:: RECORDS FOR THIS TASK
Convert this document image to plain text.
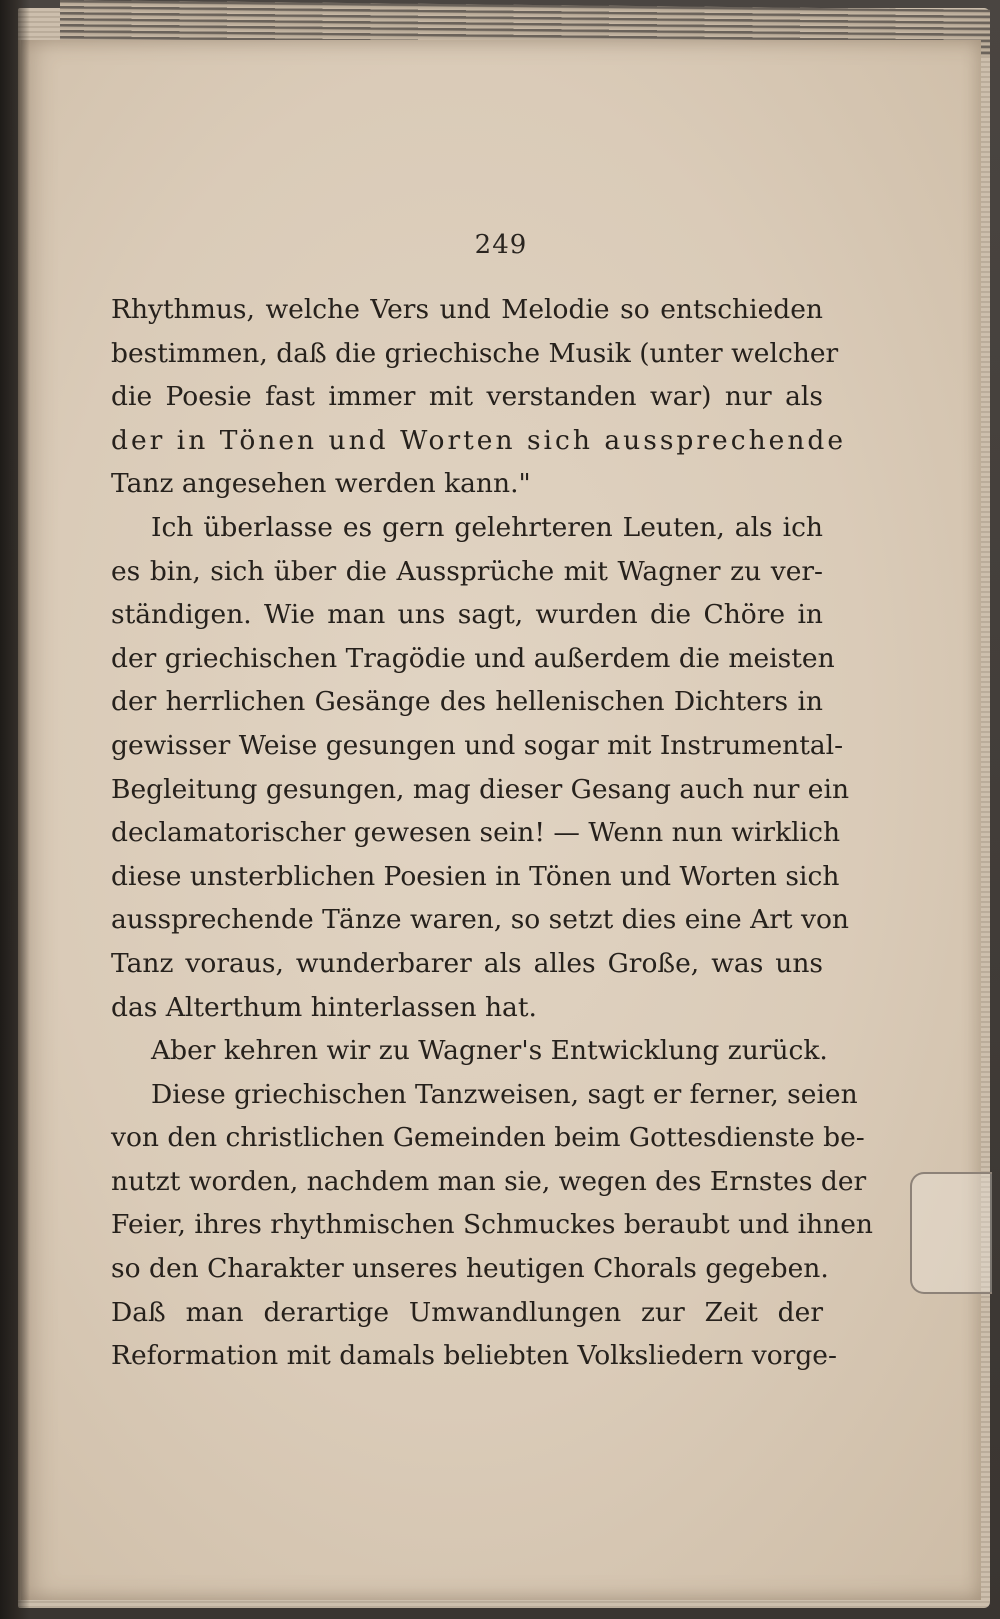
249
Rhythmus, welche Vers und Melodie so entschieden
bestimmen, daß die griechische Musik (unter welcher
die Poesie fast immer mit verstanden war) nur als
der in Tönen und Worten sich aussprechende
Tanz angesehen werden kann."
Ich überlasse es gern gelehrteren Leuten, als ich
es bin, sich über die Aussprüche mit Wagner zu ver-
ständigen. Wie man uns sagt, wurden die Chöre in
der griechischen Tragödie und außerdem die meisten
der herrlichen Gesänge des hellenischen Dichters in
gewisser Weise gesungen und sogar mit Instrumental-
Begleitung gesungen, mag dieser Gesang auch nur ein
declamatorischer gewesen sein! — Wenn nun wirklich
diese unsterblichen Poesien in Tönen und Worten sich
aussprechende Tänze waren, so setzt dies eine Art von
Tanz voraus, wunderbarer als alles Große, was uns
das Alterthum hinterlassen hat.
Aber kehren wir zu Wagner's Entwicklung zurück.
Diese griechischen Tanzweisen, sagt er ferner, seien
von den christlichen Gemeinden beim Gottesdienste be-
nutzt worden, nachdem man sie, wegen des Ernstes der
Feier, ihres rhythmischen Schmuckes beraubt und ihnen
so den Charakter unseres heutigen Chorals gegeben.
Daß man derartige Umwandlungen zur Zeit der
Reformation mit damals beliebten Volksliedern vorge-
::::
Copy each line in the data that holds the word "Tönen".

» **EXERCISE SOLUTION**
der in Tönen und Worten sich aussprechende
diese unsterblichen Poesien in Tönen und Worten sich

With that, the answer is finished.